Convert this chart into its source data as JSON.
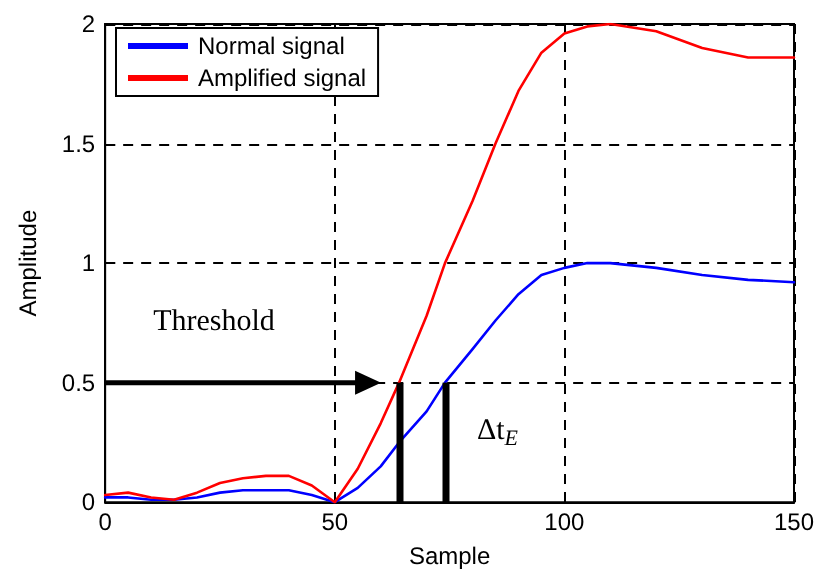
{
  "chart_data": {
    "type": "line",
    "xlabel": "Sample",
    "ylabel": "Amplitude",
    "x": [
      0,
      5,
      10,
      15,
      20,
      25,
      30,
      35,
      40,
      45,
      50,
      55,
      60,
      64,
      70,
      74,
      80,
      85,
      90,
      95,
      100,
      105,
      110,
      120,
      130,
      140,
      150
    ],
    "series": [
      {
        "name": "Normal signal",
        "color": "#0000ff",
        "values": [
          0.02,
          0.02,
          0.01,
          0.01,
          0.02,
          0.04,
          0.05,
          0.05,
          0.05,
          0.03,
          0,
          0.06,
          0.15,
          0.25,
          0.38,
          0.5,
          0.64,
          0.76,
          0.87,
          0.95,
          0.98,
          1.0,
          1.0,
          0.98,
          0.95,
          0.93,
          0.92
        ]
      },
      {
        "name": "Amplified signal",
        "color": "#ff0000",
        "values": [
          0.03,
          0.04,
          0.02,
          0.01,
          0.04,
          0.08,
          0.1,
          0.11,
          0.11,
          0.07,
          0,
          0.14,
          0.33,
          0.5,
          0.78,
          1.0,
          1.26,
          1.5,
          1.72,
          1.88,
          1.96,
          1.99,
          2.0,
          1.97,
          1.9,
          1.86,
          1.86
        ]
      }
    ],
    "xlim": [
      0,
      150
    ],
    "xticks": [
      0,
      50,
      100,
      150
    ],
    "ylim": [
      0,
      2
    ],
    "yticks": [
      0,
      0.5,
      1,
      1.5,
      2
    ],
    "grid": true,
    "legend": "top left",
    "marker": "none",
    "line_style": "solid",
    "ref_lines": [
      {
        "axis": "y",
        "value": 0.5,
        "label": "Threshold",
        "color": "#000000"
      },
      {
        "axis": "x",
        "value": 64,
        "color": "#000000"
      },
      {
        "axis": "x",
        "value": 74,
        "color": "#000000"
      }
    ],
    "annotations": [
      "Δt$_{E}$"
    ]
  }
}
___
Copy out every line in the entries above that holds "name".

        "name": "Normal signal",
        "name": "Amplified signal",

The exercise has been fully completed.